--- Start ---

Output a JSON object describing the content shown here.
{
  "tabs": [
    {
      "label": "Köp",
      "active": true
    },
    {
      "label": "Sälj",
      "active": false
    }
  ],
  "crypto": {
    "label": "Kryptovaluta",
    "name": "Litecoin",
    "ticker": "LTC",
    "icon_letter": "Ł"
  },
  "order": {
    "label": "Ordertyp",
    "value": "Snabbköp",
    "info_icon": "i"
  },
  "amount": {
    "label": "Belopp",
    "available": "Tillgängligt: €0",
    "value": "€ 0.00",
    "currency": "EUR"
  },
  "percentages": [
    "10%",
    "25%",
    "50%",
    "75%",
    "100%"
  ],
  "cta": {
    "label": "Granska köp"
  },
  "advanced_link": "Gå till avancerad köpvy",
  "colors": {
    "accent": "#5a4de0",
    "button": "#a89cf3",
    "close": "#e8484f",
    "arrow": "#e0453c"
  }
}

--- End ---

Show every line above in which the word "label" occurs.

      "label": "Köp",
      "label": "Sälj",
    "label": "Kryptovaluta",
    "label": "Ordertyp",
    "label": "Belopp",
    "label": "Granska köp"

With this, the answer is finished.